## Directions for this task:
Set down each record exactly as written.

## Material shown:
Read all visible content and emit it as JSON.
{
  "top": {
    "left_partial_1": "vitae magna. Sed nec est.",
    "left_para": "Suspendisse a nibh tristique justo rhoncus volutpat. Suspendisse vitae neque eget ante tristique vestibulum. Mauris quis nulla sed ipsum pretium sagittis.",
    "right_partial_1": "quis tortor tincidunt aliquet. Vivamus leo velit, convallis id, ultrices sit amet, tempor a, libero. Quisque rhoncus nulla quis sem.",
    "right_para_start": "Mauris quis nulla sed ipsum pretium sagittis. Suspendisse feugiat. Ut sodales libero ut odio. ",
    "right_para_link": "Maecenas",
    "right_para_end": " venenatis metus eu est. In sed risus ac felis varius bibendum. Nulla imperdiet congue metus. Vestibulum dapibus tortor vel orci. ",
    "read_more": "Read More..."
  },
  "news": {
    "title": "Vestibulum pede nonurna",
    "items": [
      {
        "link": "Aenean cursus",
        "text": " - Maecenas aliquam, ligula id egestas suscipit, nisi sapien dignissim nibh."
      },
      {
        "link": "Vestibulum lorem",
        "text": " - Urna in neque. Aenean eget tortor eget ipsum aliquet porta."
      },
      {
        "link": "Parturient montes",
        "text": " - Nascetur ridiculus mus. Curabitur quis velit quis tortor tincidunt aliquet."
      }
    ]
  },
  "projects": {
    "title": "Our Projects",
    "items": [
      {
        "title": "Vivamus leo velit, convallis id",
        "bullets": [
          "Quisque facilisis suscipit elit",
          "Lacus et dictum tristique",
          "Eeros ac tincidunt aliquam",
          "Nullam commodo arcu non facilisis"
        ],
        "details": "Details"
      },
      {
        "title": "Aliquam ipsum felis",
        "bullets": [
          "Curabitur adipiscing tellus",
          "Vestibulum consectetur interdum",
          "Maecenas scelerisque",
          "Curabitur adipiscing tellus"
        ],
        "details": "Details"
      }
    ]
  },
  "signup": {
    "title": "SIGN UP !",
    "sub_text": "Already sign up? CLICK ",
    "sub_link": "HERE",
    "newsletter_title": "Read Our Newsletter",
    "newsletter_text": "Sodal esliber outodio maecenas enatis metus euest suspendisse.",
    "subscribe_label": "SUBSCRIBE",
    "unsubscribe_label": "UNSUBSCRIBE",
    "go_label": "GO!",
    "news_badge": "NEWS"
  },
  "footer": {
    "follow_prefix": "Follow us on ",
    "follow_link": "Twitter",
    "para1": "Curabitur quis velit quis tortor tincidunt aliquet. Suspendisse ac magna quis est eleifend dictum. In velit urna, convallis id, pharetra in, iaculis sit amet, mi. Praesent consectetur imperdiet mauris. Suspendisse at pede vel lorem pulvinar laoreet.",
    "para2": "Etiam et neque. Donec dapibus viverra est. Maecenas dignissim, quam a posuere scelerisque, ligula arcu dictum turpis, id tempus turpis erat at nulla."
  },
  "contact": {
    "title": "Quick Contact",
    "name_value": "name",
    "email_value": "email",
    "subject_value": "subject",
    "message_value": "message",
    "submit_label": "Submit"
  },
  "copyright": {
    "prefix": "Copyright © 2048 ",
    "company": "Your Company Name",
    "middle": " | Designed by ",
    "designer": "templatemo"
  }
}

## Full response:
Read all visible content and emit it as JSON.
{
  "top": {
    "left_partial_1": "vitae magna. Sed nec est.",
    "left_para": "Suspendisse a nibh tristique justo rhoncus volutpat. Suspendisse vitae neque eget ante tristique vestibulum. Mauris quis nulla sed ipsum pretium sagittis.",
    "right_partial_1": "quis tortor tincidunt aliquet. Vivamus leo velit, convallis id, ultrices sit amet, tempor a, libero. Quisque rhoncus nulla quis sem.",
    "right_para_start": "Mauris quis nulla sed ipsum pretium sagittis. Suspendisse feugiat. Ut sodales libero ut odio. ",
    "right_para_link": "Maecenas",
    "right_para_end": " venenatis metus eu est. In sed risus ac felis varius bibendum. Nulla imperdiet congue metus. Vestibulum dapibus tortor vel orci. ",
    "read_more": "Read More..."
  },
  "news": {
    "title": "Vestibulum pede nonurna",
    "items": [
      {
        "link": "Aenean cursus",
        "text": " - Maecenas aliquam, ligula id egestas suscipit, nisi sapien dignissim nibh."
      },
      {
        "link": "Vestibulum lorem",
        "text": " - Urna in neque. Aenean eget tortor eget ipsum aliquet porta."
      },
      {
        "link": "Parturient montes",
        "text": " - Nascetur ridiculus mus. Curabitur quis velit quis tortor tincidunt aliquet."
      }
    ]
  },
  "projects": {
    "title": "Our Projects",
    "items": [
      {
        "title": "Vivamus leo velit, convallis id",
        "bullets": [
          "Quisque facilisis suscipit elit",
          "Lacus et dictum tristique",
          "Eeros ac tincidunt aliquam",
          "Nullam commodo arcu non facilisis"
        ],
        "details": "Details"
      },
      {
        "title": "Aliquam ipsum felis",
        "bullets": [
          "Curabitur adipiscing tellus",
          "Vestibulum consectetur interdum",
          "Maecenas scelerisque",
          "Curabitur adipiscing tellus"
        ],
        "details": "Details"
      }
    ]
  },
  "signup": {
    "title": "SIGN UP !",
    "sub_text": "Already sign up? CLICK ",
    "sub_link": "HERE",
    "newsletter_title": "Read Our Newsletter",
    "newsletter_text": "Sodal esliber outodio maecenas enatis metus euest suspendisse.",
    "subscribe_label": "SUBSCRIBE",
    "unsubscribe_label": "UNSUBSCRIBE",
    "go_label": "GO!",
    "news_badge": "NEWS"
  },
  "footer": {
    "follow_prefix": "Follow us on ",
    "follow_link": "Twitter",
    "para1": "Curabitur quis velit quis tortor tincidunt aliquet. Suspendisse ac magna quis est eleifend dictum. In velit urna, convallis id, pharetra in, iaculis sit amet, mi. Praesent consectetur imperdiet mauris. Suspendisse at pede vel lorem pulvinar laoreet.",
    "para2": "Etiam et neque. Donec dapibus viverra est. Maecenas dignissim, quam a posuere scelerisque, ligula arcu dictum turpis, id tempus turpis erat at nulla."
  },
  "contact": {
    "title": "Quick Contact",
    "name_value": "name",
    "email_value": "email",
    "subject_value": "subject",
    "message_value": "message",
    "submit_label": "Submit"
  },
  "copyright": {
    "prefix": "Copyright © 2048 ",
    "company": "Your Company Name",
    "middle": " | Designed by ",
    "designer": "templatemo"
  }
}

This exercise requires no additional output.